Records:
——

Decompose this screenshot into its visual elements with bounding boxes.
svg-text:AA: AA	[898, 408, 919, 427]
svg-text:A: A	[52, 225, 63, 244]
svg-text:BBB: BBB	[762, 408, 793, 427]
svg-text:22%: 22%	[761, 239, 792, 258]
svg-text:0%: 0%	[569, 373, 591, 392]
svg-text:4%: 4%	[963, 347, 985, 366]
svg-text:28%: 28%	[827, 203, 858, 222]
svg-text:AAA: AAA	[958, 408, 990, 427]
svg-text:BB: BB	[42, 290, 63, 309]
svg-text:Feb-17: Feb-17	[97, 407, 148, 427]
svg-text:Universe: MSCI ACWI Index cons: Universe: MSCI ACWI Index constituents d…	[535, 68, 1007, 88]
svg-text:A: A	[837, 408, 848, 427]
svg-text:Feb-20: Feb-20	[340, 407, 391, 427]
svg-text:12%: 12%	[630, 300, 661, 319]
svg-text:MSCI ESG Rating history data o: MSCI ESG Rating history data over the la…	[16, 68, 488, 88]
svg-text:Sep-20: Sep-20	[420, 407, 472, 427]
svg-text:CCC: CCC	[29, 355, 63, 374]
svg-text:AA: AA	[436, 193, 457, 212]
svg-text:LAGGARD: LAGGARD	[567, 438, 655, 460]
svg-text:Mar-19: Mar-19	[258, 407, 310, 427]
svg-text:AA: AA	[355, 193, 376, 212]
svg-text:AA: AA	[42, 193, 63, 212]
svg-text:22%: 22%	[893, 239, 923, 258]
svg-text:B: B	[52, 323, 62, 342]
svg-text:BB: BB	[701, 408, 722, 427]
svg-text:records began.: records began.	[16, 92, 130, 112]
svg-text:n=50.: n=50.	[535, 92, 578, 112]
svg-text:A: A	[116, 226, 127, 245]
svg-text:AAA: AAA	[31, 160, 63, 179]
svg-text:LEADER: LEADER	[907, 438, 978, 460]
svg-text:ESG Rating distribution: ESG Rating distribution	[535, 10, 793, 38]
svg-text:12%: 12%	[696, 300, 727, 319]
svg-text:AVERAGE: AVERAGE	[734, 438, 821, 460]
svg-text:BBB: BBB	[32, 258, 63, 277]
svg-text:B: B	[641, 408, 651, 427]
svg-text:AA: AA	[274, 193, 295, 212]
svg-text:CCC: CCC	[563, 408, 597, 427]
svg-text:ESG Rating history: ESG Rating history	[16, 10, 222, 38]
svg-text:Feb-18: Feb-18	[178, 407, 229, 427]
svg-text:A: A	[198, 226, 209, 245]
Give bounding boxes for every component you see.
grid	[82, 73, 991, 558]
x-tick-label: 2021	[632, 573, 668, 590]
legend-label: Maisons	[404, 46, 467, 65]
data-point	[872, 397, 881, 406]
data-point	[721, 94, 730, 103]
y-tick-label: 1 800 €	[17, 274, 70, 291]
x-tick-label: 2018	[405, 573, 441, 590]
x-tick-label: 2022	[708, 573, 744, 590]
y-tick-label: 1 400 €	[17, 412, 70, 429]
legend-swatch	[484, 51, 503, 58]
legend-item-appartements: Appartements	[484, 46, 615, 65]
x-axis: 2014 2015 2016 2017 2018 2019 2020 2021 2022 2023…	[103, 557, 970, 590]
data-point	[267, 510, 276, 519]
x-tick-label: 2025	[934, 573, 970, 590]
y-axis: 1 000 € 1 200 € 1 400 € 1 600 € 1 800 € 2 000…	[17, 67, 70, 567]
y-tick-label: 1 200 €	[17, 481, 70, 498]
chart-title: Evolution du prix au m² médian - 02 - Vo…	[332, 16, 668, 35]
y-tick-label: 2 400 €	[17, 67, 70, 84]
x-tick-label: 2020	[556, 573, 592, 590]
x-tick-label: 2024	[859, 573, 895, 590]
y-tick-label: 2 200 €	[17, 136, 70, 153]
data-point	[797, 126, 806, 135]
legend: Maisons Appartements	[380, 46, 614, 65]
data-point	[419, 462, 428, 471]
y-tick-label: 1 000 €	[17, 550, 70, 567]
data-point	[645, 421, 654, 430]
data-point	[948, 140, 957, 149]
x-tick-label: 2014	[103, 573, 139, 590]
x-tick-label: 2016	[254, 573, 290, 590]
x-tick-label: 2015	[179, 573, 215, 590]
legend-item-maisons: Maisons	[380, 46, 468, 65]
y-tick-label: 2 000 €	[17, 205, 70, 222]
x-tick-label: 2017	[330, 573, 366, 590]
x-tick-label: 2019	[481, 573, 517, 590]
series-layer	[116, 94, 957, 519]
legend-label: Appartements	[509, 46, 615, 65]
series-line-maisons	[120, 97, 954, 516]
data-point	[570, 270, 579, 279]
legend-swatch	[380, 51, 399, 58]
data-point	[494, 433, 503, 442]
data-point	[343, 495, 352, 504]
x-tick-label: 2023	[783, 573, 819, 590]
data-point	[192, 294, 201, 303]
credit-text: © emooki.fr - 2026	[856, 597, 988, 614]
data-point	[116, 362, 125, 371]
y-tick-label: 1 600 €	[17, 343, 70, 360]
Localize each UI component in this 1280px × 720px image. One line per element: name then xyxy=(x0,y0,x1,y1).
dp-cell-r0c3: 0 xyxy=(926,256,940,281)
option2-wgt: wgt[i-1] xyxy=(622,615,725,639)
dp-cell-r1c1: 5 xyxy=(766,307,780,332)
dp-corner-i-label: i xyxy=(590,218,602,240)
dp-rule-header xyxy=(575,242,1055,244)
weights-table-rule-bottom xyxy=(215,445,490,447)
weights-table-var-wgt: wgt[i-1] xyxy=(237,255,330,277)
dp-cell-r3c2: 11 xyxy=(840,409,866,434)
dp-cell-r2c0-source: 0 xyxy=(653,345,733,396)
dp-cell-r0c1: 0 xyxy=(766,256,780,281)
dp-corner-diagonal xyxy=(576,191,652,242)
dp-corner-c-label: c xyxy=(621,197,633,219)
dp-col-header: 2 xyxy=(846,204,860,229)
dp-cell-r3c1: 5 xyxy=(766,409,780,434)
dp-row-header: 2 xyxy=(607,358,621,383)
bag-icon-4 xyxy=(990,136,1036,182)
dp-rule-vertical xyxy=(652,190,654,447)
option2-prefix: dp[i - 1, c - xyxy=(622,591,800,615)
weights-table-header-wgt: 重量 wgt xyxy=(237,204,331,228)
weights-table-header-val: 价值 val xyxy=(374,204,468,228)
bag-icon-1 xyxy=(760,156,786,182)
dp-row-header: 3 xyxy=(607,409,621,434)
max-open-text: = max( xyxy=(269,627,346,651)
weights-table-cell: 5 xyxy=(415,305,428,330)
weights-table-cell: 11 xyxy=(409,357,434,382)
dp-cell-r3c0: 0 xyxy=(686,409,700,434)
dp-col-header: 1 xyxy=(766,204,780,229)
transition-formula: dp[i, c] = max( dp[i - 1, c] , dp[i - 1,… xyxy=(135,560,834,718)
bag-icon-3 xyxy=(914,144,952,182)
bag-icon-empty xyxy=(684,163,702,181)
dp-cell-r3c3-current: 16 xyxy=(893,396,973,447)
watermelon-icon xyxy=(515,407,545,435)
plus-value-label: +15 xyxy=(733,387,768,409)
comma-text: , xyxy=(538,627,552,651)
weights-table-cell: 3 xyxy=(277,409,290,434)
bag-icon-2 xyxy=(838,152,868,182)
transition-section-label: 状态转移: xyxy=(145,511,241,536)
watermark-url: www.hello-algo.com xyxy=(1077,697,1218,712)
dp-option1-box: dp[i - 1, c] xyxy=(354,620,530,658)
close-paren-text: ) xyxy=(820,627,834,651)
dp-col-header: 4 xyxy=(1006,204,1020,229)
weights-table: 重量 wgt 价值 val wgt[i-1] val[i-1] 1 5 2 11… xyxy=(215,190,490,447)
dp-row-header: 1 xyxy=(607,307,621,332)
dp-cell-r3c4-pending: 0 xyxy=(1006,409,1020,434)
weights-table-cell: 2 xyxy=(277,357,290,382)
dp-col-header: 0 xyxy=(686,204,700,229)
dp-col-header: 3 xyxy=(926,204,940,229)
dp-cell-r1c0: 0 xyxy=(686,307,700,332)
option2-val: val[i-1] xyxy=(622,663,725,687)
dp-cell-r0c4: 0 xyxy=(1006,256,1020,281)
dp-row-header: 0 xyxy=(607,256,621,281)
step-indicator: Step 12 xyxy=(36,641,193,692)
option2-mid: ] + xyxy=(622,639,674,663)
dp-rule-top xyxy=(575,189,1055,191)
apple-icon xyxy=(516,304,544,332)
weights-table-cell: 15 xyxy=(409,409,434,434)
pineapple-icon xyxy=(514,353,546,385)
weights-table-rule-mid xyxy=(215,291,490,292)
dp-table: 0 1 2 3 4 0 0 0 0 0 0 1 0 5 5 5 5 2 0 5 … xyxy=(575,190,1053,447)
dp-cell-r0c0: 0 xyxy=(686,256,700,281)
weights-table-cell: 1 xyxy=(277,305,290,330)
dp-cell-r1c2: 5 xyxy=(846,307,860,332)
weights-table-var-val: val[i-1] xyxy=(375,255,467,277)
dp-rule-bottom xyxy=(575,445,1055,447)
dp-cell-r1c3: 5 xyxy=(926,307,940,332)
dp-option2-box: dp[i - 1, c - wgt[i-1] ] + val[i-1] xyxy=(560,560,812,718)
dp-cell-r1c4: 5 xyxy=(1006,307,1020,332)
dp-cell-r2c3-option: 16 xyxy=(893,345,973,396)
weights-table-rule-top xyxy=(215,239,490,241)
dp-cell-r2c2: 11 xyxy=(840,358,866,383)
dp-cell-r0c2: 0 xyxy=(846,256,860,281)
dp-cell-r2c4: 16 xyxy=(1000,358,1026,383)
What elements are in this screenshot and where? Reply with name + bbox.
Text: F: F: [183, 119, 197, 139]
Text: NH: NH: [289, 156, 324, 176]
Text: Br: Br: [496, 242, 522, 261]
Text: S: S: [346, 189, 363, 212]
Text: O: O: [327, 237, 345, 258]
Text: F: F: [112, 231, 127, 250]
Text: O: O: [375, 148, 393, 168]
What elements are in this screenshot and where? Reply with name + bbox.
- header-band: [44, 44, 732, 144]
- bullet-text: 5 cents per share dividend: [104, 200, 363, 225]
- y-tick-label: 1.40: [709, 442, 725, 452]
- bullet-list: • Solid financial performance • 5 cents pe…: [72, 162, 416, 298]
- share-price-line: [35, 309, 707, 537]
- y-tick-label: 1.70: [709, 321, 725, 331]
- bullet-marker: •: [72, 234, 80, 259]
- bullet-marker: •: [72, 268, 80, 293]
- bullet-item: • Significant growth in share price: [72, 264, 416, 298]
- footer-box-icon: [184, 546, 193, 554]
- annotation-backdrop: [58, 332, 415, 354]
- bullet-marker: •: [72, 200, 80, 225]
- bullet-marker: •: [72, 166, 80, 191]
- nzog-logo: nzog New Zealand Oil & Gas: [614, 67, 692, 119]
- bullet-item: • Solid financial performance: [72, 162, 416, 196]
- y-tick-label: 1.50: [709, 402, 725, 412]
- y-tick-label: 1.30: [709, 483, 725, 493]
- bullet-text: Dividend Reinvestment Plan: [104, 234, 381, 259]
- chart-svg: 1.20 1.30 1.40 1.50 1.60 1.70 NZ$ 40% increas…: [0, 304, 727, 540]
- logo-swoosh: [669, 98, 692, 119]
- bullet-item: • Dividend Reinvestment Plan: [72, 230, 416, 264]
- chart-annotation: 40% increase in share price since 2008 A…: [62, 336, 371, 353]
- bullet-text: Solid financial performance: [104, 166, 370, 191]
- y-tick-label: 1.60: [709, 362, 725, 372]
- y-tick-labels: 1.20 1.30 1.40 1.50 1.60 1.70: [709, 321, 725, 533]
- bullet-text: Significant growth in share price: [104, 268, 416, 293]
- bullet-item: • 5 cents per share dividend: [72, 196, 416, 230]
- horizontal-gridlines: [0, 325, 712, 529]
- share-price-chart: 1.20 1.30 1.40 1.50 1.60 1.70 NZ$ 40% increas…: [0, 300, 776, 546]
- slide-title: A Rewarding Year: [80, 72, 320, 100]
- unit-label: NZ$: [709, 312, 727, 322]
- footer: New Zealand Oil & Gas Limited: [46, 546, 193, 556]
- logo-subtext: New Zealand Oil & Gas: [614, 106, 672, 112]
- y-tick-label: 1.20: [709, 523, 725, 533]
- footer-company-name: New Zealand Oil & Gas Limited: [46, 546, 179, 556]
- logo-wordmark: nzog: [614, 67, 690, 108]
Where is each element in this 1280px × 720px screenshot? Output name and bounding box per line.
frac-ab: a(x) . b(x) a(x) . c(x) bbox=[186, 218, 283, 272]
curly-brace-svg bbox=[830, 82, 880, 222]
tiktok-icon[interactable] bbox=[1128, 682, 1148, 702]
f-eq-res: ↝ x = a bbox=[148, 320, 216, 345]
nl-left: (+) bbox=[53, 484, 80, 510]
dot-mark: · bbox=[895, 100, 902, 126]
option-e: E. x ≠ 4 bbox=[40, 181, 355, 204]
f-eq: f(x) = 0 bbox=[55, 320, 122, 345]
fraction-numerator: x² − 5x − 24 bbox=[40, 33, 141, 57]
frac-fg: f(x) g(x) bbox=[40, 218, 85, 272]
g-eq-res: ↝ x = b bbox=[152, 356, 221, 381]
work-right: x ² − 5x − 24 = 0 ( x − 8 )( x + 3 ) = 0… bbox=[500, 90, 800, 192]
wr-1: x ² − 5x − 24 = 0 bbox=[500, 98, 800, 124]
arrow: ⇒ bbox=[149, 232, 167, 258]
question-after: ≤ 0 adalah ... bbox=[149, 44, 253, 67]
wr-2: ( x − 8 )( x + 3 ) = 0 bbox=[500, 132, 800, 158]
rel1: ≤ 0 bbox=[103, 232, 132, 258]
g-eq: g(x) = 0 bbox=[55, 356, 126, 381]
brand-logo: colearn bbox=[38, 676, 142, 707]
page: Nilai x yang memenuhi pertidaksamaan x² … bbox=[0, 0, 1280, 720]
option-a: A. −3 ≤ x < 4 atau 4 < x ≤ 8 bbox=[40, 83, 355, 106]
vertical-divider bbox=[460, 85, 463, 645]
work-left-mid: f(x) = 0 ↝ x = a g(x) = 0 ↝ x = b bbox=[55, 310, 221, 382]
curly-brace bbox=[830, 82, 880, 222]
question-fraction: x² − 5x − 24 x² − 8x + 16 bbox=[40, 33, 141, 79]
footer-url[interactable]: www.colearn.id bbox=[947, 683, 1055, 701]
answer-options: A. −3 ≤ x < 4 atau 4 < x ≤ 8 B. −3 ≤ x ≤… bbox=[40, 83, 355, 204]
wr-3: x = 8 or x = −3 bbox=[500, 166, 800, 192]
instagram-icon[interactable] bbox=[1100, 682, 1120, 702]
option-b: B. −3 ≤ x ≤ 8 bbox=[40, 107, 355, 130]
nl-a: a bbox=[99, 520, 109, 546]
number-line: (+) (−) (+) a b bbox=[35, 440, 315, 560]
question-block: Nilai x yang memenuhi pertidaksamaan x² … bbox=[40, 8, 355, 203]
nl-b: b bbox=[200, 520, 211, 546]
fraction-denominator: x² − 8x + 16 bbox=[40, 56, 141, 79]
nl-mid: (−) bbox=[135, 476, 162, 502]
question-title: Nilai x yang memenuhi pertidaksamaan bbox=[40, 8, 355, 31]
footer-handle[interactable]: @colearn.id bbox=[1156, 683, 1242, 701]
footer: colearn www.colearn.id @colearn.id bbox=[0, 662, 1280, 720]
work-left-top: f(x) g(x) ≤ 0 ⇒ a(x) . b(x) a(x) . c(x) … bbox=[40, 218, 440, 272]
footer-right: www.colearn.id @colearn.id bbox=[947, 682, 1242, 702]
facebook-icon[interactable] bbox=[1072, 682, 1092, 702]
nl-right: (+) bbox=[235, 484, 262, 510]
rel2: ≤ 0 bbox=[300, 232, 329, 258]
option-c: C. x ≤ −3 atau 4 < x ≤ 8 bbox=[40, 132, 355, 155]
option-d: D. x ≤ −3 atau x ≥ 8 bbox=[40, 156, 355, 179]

——

[Goal of the exercise] Copy the records word for word, from the first line through the line containing "407, 148, 427]", with both ends included.

[Result for this exercise]
Decompose this screenshot into its visual elements with bounding boxes.
svg-text:AA: AA	[898, 408, 919, 427]
svg-text:A: A	[52, 225, 63, 244]
svg-text:BBB: BBB	[762, 408, 793, 427]
svg-text:22%: 22%	[761, 239, 792, 258]
svg-text:0%: 0%	[569, 373, 591, 392]
svg-text:4%: 4%	[963, 347, 985, 366]
svg-text:28%: 28%	[827, 203, 858, 222]
svg-text:AAA: AAA	[958, 408, 990, 427]
svg-text:BB: BB	[42, 290, 63, 309]
svg-text:Feb-17: Feb-17	[97, 407, 148, 427]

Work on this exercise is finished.